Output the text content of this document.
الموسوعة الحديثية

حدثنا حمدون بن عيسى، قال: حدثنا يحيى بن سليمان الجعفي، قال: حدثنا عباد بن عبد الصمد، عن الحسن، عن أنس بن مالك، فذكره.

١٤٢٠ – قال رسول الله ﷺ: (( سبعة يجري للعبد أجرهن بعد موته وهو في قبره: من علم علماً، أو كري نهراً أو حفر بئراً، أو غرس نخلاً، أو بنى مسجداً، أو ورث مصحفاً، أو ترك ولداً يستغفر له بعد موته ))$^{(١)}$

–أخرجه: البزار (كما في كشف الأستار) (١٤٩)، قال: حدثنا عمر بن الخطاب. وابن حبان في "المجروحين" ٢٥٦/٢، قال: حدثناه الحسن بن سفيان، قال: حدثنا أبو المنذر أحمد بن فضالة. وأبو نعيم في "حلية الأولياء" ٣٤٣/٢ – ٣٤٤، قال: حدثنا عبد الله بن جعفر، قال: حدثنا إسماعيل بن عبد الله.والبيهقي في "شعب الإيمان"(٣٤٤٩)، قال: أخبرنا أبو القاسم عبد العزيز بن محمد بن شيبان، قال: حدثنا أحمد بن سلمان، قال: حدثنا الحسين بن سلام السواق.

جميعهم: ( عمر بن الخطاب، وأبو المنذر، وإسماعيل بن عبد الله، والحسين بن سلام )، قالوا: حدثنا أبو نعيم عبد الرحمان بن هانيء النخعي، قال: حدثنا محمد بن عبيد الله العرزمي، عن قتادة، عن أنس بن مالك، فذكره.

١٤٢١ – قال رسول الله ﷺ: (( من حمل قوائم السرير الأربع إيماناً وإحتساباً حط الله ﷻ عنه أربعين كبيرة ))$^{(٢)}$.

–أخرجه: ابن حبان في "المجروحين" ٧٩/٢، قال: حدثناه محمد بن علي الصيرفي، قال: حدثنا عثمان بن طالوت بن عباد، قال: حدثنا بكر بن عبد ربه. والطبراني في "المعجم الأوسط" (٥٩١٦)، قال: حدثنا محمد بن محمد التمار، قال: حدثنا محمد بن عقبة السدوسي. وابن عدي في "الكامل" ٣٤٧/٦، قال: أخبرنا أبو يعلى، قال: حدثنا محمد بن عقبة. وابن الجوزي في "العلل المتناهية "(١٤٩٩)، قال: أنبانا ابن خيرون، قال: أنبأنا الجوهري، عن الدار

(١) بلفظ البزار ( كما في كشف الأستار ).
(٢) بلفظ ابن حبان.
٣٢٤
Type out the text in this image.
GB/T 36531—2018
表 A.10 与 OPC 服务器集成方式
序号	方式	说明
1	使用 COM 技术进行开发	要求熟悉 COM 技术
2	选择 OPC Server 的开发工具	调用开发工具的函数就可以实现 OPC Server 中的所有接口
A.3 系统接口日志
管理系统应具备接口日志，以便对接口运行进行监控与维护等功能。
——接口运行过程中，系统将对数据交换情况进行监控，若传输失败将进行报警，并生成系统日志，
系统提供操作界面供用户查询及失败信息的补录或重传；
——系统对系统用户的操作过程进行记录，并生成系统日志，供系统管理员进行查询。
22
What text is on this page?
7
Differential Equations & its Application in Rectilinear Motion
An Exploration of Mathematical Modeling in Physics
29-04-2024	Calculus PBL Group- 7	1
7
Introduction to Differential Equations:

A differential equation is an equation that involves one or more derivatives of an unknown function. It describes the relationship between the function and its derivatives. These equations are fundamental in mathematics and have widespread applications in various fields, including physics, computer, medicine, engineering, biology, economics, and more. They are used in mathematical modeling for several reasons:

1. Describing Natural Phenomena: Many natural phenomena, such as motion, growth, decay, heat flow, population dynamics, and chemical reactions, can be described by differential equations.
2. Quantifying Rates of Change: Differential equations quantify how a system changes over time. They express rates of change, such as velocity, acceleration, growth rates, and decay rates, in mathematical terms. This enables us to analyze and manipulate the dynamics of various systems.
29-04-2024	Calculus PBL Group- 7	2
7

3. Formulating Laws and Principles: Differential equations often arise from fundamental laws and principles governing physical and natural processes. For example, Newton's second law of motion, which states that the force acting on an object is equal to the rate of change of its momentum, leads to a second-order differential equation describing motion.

━━━━

*Work to be completed*:
Reproduce the records in full, exactly as written.

*Right answer*:
Output the text content of this document.
الموسوعة الحديثية

حدثنا حمدون بن عيسى، قال: حدثنا يحيى بن سليمان الجعفي، قال: حدثنا عباد بن عبد الصمد، عن الحسن، عن أنس بن مالك، فذكره.

١٤٢٠ – قال رسول الله ﷺ: (( سبعة يجري للعبد أجرهن بعد موته وهو في قبره: من علم علماً، أو كري نهراً أو حفر بئراً، أو غرس نخلاً، أو بنى مسجداً، أو ورث مصحفاً، أو ترك ولداً يستغفر له بعد موته ))$^{(١)}$

–أخرجه: البزار (كما في كشف الأستار) (١٤٩)، قال: حدثنا عمر بن الخطاب. وابن حبان في "المجروحين" ٢٥٦/٢، قال: حدثناه الحسن بن سفيان، قال: حدثنا أبو المنذر أحمد بن فضالة. وأبو نعيم في "حلية الأولياء" ٣٤٣/٢ – ٣٤٤، قال: حدثنا عبد الله بن جعفر، قال: حدثنا إسماعيل بن عبد الله.والبيهقي في "شعب الإيمان"(٣٤٤٩)، قال: أخبرنا أبو القاسم عبد العزيز بن محمد بن شيبان، قال: حدثنا أحمد بن سلمان، قال: حدثنا الحسين بن سلام السواق.

جميعهم: ( عمر بن الخطاب، وأبو المنذر، وإسماعيل بن عبد الله، والحسين بن سلام )، قالوا: حدثنا أبو نعيم عبد الرحمان بن هانيء النخعي، قال: حدثنا محمد بن عبيد الله العرزمي، عن قتادة، عن أنس بن مالك، فذكره.

١٤٢١ – قال رسول الله ﷺ: (( من حمل قوائم السرير الأربع إيماناً وإحتساباً حط الله ﷻ عنه أربعين كبيرة ))$^{(٢)}$.

–أخرجه: ابن حبان في "المجروحين" ٧٩/٢، قال: حدثناه محمد بن علي الصيرفي، قال: حدثنا عثمان بن طالوت بن عباد، قال: حدثنا بكر بن عبد ربه. والطبراني في "المعجم الأوسط" (٥٩١٦)، قال: حدثنا محمد بن محمد التمار، قال: حدثنا محمد بن عقبة السدوسي. وابن عدي في "الكامل" ٣٤٧/٦، قال: أخبرنا أبو يعلى، قال: حدثنا محمد بن عقبة. وابن الجوزي في "العلل المتناهية "(١٤٩٩)، قال: أنبانا ابن خيرون، قال: أنبأنا الجوهري، عن الدار

(١) بلفظ البزار ( كما في كشف الأستار ).
(٢) بلفظ ابن حبان.
٣٢٤
Type out the text in this image.
GB/T 36531—2018
表 A.10 与 OPC 服务器集成方式
序号	方式	说明
1	使用 COM 技术进行开发	要求熟悉 COM 技术
2	选择 OPC Server 的开发工具	调用开发工具的函数就可以实现 OPC Server 中的所有接口
A.3 系统接口日志
管理系统应具备接口日志，以便对接口运行进行监控与维护等功能。
——接口运行过程中，系统将对数据交换情况进行监控，若传输失败将进行报警，并生成系统日志，
系统提供操作界面供用户查询及失败信息的补录或重传；
——系统对系统用户的操作过程进行记录，并生成系统日志，供系统管理员进行查询。
22
What text is on this page?
7
Differential Equations & its Application in Rectilinear Motion
An Exploration of Mathematical Modeling in Physics
29-04-2024	Calculus PBL Group- 7	1
7
Introduction to Differential Equations:

A differential equation is an equation that involves one or more derivatives of an unknown function. It describes the relationship between the function and its derivatives. These equations are fundamental in mathematics and have widespread applications in various fields, including physics, computer, medicine, engineering, biology, economics, and more. They are used in mathematical modeling for several reasons:

1. Describing Natural Phenomena: Many natural phenomena, such as motion, growth, decay, heat flow, population dynamics, and chemical reactions, can be described by differential equations.
2. Quantifying Rates of Change: Differential equations quantify how a system changes over time. They express rates of change, such as velocity, acceleration, growth rates, and decay rates, in mathematical terms. This enables us to analyze and manipulate the dynamics of various systems.
29-04-2024	Calculus PBL Group- 7	2
7

3. Formulating Laws and Principles: Differential equations often arise from fundamental laws and principles governing physical and natural processes. For example, Newton's second law of motion, which states that the force acting on an object is equal to the rate of change of its momentum, leads to a second-order differential equation describing motion.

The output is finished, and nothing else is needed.